**What to produce**. Take each line that has the word "events" and return it.

-- START OF Listing --

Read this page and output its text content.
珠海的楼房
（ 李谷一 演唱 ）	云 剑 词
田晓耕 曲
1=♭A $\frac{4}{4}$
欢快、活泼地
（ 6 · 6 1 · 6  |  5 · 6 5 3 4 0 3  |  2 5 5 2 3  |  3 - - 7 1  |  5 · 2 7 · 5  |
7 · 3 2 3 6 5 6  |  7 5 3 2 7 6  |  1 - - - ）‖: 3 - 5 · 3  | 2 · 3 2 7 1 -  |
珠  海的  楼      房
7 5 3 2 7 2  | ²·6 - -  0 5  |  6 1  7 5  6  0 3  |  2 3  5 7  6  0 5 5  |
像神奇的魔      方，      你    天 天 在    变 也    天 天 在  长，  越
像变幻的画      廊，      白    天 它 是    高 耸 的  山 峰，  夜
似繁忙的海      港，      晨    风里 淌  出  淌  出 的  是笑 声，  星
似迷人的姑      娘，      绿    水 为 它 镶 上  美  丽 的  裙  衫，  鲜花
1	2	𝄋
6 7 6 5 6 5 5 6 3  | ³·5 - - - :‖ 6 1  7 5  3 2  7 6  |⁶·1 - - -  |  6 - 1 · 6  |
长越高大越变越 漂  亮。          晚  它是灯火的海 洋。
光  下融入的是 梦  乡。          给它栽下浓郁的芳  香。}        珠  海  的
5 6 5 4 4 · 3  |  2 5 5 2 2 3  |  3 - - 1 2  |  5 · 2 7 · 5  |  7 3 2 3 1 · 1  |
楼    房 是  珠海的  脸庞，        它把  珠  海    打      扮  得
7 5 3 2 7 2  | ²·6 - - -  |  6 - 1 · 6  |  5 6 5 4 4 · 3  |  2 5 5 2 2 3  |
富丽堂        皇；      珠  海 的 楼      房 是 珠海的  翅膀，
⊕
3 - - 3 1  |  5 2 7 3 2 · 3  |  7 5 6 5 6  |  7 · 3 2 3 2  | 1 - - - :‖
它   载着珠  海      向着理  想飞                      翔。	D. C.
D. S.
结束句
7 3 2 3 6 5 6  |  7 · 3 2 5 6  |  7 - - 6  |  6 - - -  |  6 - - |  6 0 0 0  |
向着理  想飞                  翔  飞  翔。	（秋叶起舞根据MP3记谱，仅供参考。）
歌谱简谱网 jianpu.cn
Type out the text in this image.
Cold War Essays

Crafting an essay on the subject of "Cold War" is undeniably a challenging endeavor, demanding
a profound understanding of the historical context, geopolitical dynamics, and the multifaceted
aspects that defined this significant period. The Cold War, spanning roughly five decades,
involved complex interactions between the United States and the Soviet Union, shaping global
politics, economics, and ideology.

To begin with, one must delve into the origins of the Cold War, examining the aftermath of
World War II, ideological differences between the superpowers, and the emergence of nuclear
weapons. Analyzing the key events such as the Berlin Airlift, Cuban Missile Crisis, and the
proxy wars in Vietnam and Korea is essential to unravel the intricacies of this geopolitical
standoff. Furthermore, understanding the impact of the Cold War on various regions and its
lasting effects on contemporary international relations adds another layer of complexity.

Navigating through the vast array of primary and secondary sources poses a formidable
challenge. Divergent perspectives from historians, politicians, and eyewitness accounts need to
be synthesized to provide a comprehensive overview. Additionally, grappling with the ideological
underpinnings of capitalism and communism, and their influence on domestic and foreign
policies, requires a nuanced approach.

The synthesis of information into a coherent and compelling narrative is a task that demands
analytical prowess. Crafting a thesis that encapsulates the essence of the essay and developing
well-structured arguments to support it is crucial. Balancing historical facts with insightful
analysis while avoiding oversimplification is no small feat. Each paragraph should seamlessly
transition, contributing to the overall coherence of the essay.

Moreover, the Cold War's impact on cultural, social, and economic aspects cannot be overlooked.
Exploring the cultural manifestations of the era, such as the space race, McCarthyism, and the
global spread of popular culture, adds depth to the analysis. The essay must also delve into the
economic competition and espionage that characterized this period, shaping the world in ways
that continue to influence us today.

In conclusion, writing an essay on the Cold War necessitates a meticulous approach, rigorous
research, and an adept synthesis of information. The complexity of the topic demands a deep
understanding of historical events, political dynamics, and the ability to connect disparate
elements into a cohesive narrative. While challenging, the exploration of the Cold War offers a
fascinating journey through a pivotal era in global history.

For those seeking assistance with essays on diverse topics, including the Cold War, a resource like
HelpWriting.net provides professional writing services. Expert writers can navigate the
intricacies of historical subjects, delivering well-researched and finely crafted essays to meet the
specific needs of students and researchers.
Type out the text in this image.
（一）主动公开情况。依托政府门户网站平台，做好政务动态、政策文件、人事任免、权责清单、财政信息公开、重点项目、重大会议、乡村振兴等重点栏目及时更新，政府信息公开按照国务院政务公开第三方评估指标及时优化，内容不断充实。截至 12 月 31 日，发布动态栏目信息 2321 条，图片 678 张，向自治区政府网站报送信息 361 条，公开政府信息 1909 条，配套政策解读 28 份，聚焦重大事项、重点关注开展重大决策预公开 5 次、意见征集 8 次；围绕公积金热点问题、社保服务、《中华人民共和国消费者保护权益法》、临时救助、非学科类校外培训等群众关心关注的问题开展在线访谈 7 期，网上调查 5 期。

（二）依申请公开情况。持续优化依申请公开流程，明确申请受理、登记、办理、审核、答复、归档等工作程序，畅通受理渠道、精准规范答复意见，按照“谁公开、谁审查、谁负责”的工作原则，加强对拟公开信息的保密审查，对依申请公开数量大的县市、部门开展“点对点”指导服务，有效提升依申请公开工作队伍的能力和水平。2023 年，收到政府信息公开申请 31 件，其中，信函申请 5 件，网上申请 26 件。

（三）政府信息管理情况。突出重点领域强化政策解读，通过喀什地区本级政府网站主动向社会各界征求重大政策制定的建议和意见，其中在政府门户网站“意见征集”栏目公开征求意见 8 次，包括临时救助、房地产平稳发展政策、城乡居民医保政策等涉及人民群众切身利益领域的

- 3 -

-- END OF Listing --

**Solution to the problem**.
weapons. Analyzing the key events such as the Berlin Airlift, Cuban Missile Crisis, and the
understanding of historical events, political dynamics, and the ability to connect disparate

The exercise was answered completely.